#### Required work
The data below should be restated word for word, with every picture omitted.

* begin Supplied material *

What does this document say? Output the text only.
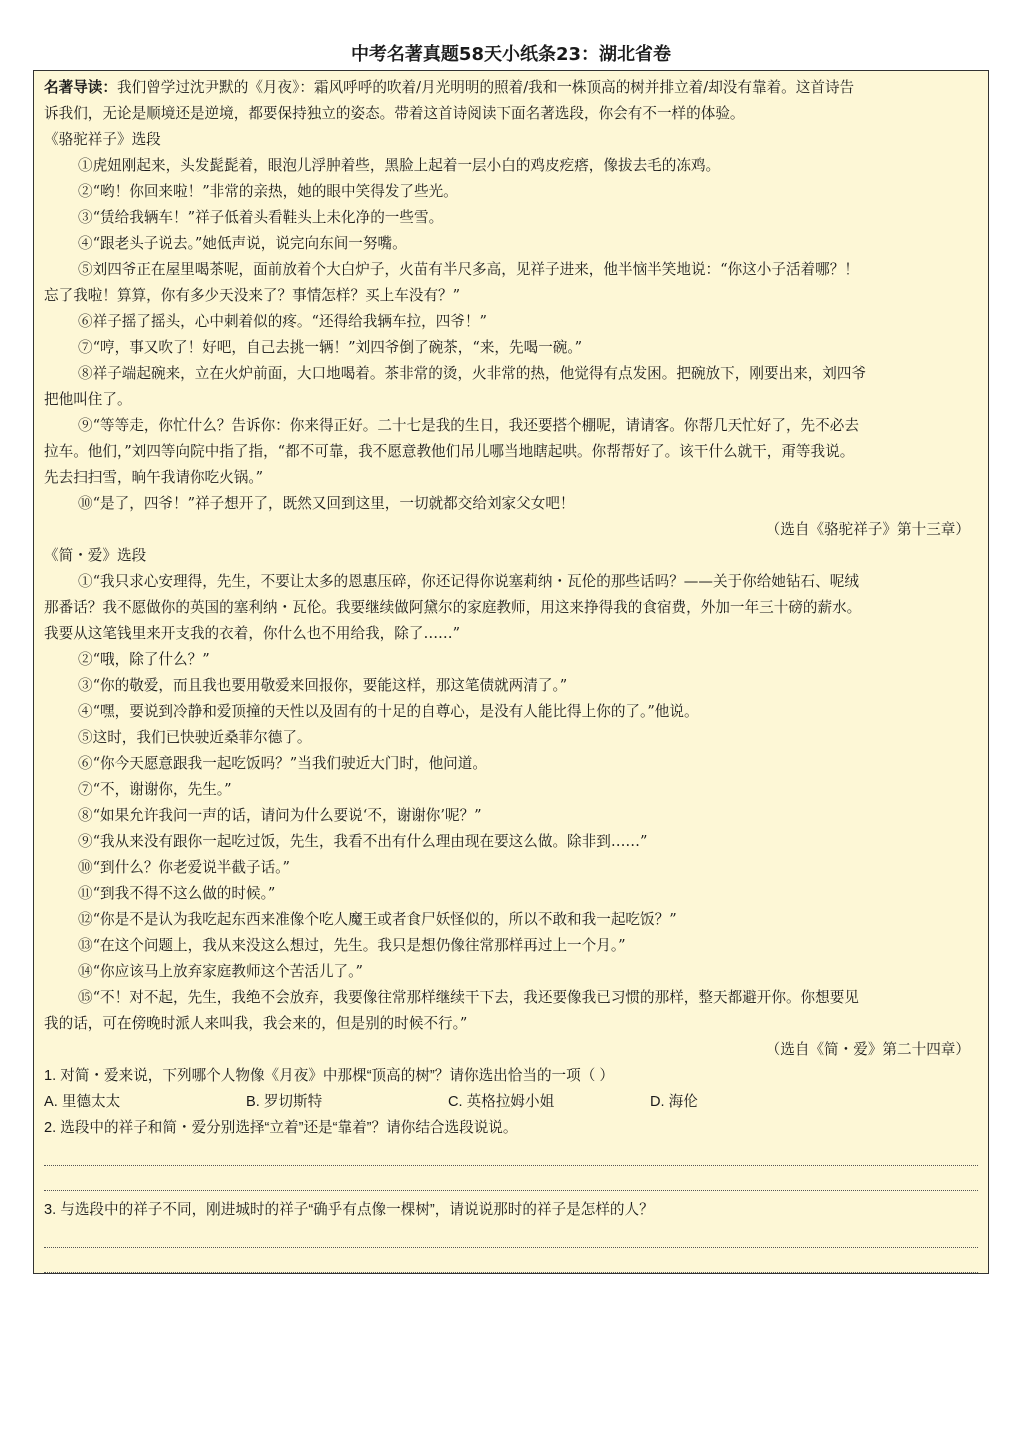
中考名著真题58天小纸条23：湖北省卷
名著导读：我们曾学过沈尹默的《月夜》：霜风呼呼的吹着/月光明明的照着/我和一株顶高的树并排立着/却没有靠着。这首诗告
诉我们，无论是顺境还是逆境，都要保持独立的姿态。带着这首诗阅读下面名著选段，你会有不一样的体验。
《骆驼祥子》选段
①虎妞刚起来，头发髭髭着，眼泡儿浮肿着些，黑脸上起着一层小白的鸡皮疙瘩，像拔去毛的冻鸡。
②“哟！你回来啦！”非常的亲热，她的眼中笑得发了些光。
③“赁给我辆车！”祥子低着头看鞋头上未化净的一些雪。
④“跟老头子说去。”她低声说，说完向东间一努嘴。
⑤刘四爷正在屋里喝茶呢，面前放着个大白炉子，火苗有半尺多高，见祥子进来，他半恼半笑地说：“你这小子活着哪？！
忘了我啦！算算，你有多少天没来了？事情怎样？买上车没有？”
⑥祥子摇了摇头，心中刺着似的疼。“还得给我辆车拉，四爷！”
⑦“哼，事又吹了！好吧，自己去挑一辆！”刘四爷倒了碗茶，“来，先喝一碗。”
⑧祥子端起碗来，立在火炉前面，大口地喝着。茶非常的烫，火非常的热，他觉得有点发困。把碗放下，刚要出来，刘四爷
把他叫住了。
⑨“等等走，你忙什么？告诉你：你来得正好。二十七是我的生日，我还要搭个棚呢，请请客。你帮几天忙好了，先不必去
拉车。他们，”刘四等向院中指了指，“都不可靠，我不愿意教他们吊儿哪当地瞎起哄。你帮帮好了。该干什么就干，甭等我说。
先去扫扫雪，晌午我请你吃火锅。”
⑩“是了，四爷！”祥子想开了，既然又回到这里，一切就都交给刘家父女吧！
（选自《骆驼祥子》第十三章）
《简・爱》选段
①“我只求心安理得，先生，不要让太多的恩惠压碎，你还记得你说塞莉纳・瓦伦的那些话吗？——关于你给她钻石、呢绒
那番话？我不愿做你的英国的塞利纳・瓦伦。我要继续做阿黛尔的家庭教师，用这来挣得我的食宿费，外加一年三十磅的薪水。
我要从这笔钱里来开支我的衣着，你什么也不用给我，除了……”
②“哦，除了什么？”
③“你的敬爱，而且我也要用敬爱来回报你，要能这样，那这笔债就两清了。”
④“嘿，要说到冷静和爱顶撞的天性以及固有的十足的自尊心，是没有人能比得上你的了。”他说。
⑤这时，我们已快驶近桑菲尔德了。
⑥“你今天愿意跟我一起吃饭吗？”当我们驶近大门时，他问道。
⑦“不，谢谢你，先生。”
⑧“如果允许我问一声的话，请问为什么要说‘不，谢谢你’呢？”
⑨“我从来没有跟你一起吃过饭，先生，我看不出有什么理由现在要这么做。除非到……”
⑩“到什么？你老爱说半截子话。”
⑪“到我不得不这么做的时候。”
⑫“你是不是认为我吃起东西来准像个吃人魔王或者食尸妖怪似的，所以不敢和我一起吃饭？”
⑬“在这个问题上，我从来没这么想过，先生。我只是想仍像往常那样再过上一个月。”
⑭“你应该马上放弃家庭教师这个苦活儿了。”
⑮“不！对不起，先生，我绝不会放弃，我要像往常那样继续干下去，我还要像我已习惯的那样，整天都避开你。你想要见
我的话，可在傍晚时派人来叫我，我会来的，但是别的时候不行。”
（选自《简・爱》第二十四章）
1. 对简・爱来说，下列哪个人物像《月夜》中那棵“顶高的树”？请你选出恰当的一项（ ）
A. 里德太太	B. 罗切斯特	C. 英格拉姆小姐	D. 海伦
2. 选段中的祥子和简・爱分别选择“立着”还是“靠着”？请你结合选段说说。
3. 与选段中的祥子不同，刚进城时的祥子“确乎有点像一棵树”，请说说那时的祥子是怎样的人？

* end Supplied material *

#### Task answer
What does this document say? Output the text only.
中考名著真题58天小纸条23：湖北省卷
名著导读：我们曾学过沈尹默的《月夜》：霜风呼呼的吹着/月光明明的照着/我和一株顶高的树并排立着/却没有靠着。这首诗告
诉我们，无论是顺境还是逆境，都要保持独立的姿态。带着这首诗阅读下面名著选段，你会有不一样的体验。
《骆驼祥子》选段
①虎妞刚起来，头发髭髭着，眼泡儿浮肿着些，黑脸上起着一层小白的鸡皮疙瘩，像拔去毛的冻鸡。
②“哟！你回来啦！”非常的亲热，她的眼中笑得发了些光。
③“赁给我辆车！”祥子低着头看鞋头上未化净的一些雪。
④“跟老头子说去。”她低声说，说完向东间一努嘴。
⑤刘四爷正在屋里喝茶呢，面前放着个大白炉子，火苗有半尺多高，见祥子进来，他半恼半笑地说：“你这小子活着哪？！
忘了我啦！算算，你有多少天没来了？事情怎样？买上车没有？”
⑥祥子摇了摇头，心中刺着似的疼。“还得给我辆车拉，四爷！”
⑦“哼，事又吹了！好吧，自己去挑一辆！”刘四爷倒了碗茶，“来，先喝一碗。”
⑧祥子端起碗来，立在火炉前面，大口地喝着。茶非常的烫，火非常的热，他觉得有点发困。把碗放下，刚要出来，刘四爷
把他叫住了。
⑨“等等走，你忙什么？告诉你：你来得正好。二十七是我的生日，我还要搭个棚呢，请请客。你帮几天忙好了，先不必去
拉车。他们，”刘四等向院中指了指，“都不可靠，我不愿意教他们吊儿哪当地瞎起哄。你帮帮好了。该干什么就干，甭等我说。
先去扫扫雪，晌午我请你吃火锅。”
⑩“是了，四爷！”祥子想开了，既然又回到这里，一切就都交给刘家父女吧！
（选自《骆驼祥子》第十三章）
《简・爱》选段
①“我只求心安理得，先生，不要让太多的恩惠压碎，你还记得你说塞莉纳・瓦伦的那些话吗？——关于你给她钻石、呢绒
那番话？我不愿做你的英国的塞利纳・瓦伦。我要继续做阿黛尔的家庭教师，用这来挣得我的食宿费，外加一年三十磅的薪水。
我要从这笔钱里来开支我的衣着，你什么也不用给我，除了……”
②“哦，除了什么？”
③“你的敬爱，而且我也要用敬爱来回报你，要能这样，那这笔债就两清了。”
④“嘿，要说到冷静和爱顶撞的天性以及固有的十足的自尊心，是没有人能比得上你的了。”他说。
⑤这时，我们已快驶近桑菲尔德了。
⑥“你今天愿意跟我一起吃饭吗？”当我们驶近大门时，他问道。
⑦“不，谢谢你，先生。”
⑧“如果允许我问一声的话，请问为什么要说‘不，谢谢你’呢？”
⑨“我从来没有跟你一起吃过饭，先生，我看不出有什么理由现在要这么做。除非到……”
⑩“到什么？你老爱说半截子话。”
⑪“到我不得不这么做的时候。”
⑫“你是不是认为我吃起东西来准像个吃人魔王或者食尸妖怪似的，所以不敢和我一起吃饭？”
⑬“在这个问题上，我从来没这么想过，先生。我只是想仍像往常那样再过上一个月。”
⑭“你应该马上放弃家庭教师这个苦活儿了。”
⑮“不！对不起，先生，我绝不会放弃，我要像往常那样继续干下去，我还要像我已习惯的那样，整天都避开你。你想要见
我的话，可在傍晚时派人来叫我，我会来的，但是别的时候不行。”
（选自《简・爱》第二十四章）
1. 对简・爱来说，下列哪个人物像《月夜》中那棵“顶高的树”？请你选出恰当的一项（ ）
A. 里德太太	B. 罗切斯特	C. 英格拉姆小姐	D. 海伦
2. 选段中的祥子和简・爱分别选择“立着”还是“靠着”？请你结合选段说说。
3. 与选段中的祥子不同，刚进城时的祥子“确乎有点像一棵树”，请说说那时的祥子是怎样的人？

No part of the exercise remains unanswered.